- _Task objective_
Your copy of the material below should match it exactly, except that it holds no pictures.
##############################
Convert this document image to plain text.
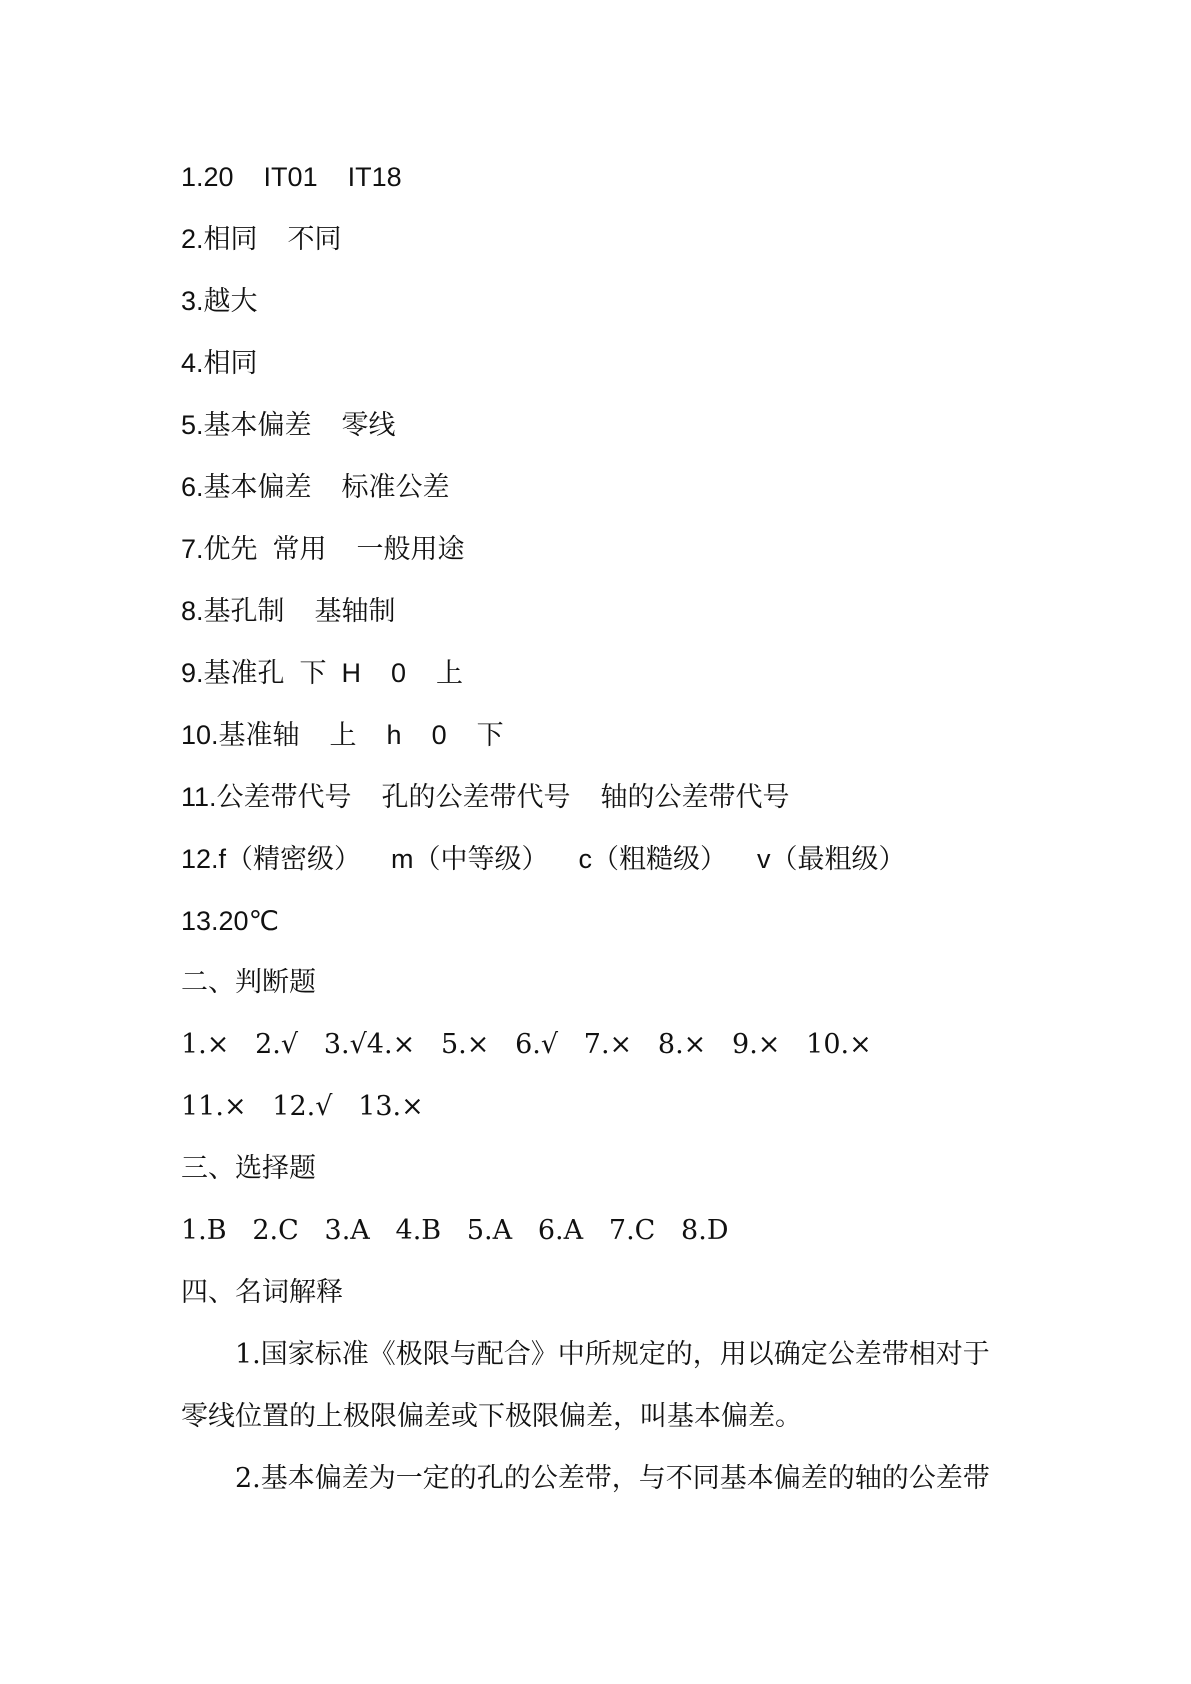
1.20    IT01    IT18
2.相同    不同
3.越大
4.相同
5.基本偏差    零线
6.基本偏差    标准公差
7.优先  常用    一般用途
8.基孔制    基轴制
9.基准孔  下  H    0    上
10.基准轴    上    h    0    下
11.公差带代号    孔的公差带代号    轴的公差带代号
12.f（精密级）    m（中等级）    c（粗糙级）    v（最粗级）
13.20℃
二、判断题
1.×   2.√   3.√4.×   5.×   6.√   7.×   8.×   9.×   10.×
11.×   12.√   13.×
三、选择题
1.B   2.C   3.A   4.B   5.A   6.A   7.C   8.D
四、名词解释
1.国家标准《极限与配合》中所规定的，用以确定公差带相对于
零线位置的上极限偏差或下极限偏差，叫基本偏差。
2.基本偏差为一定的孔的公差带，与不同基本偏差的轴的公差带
##############################
- _Problem solution_
Convert this document image to plain text.
1.20    IT01    IT18
2.相同    不同
3.越大
4.相同
5.基本偏差    零线
6.基本偏差    标准公差
7.优先  常用    一般用途
8.基孔制    基轴制
9.基准孔  下  H    0    上
10.基准轴    上    h    0    下
11.公差带代号    孔的公差带代号    轴的公差带代号
12.f（精密级）    m（中等级）    c（粗糙级）    v（最粗级）
13.20℃
二、判断题
1.×   2.√   3.√4.×   5.×   6.√   7.×   8.×   9.×   10.×
11.×   12.√   13.×
三、选择题
1.B   2.C   3.A   4.B   5.A   6.A   7.C   8.D
四、名词解释
1.国家标准《极限与配合》中所规定的，用以确定公差带相对于
零线位置的上极限偏差或下极限偏差，叫基本偏差。
2.基本偏差为一定的孔的公差带，与不同基本偏差的轴的公差带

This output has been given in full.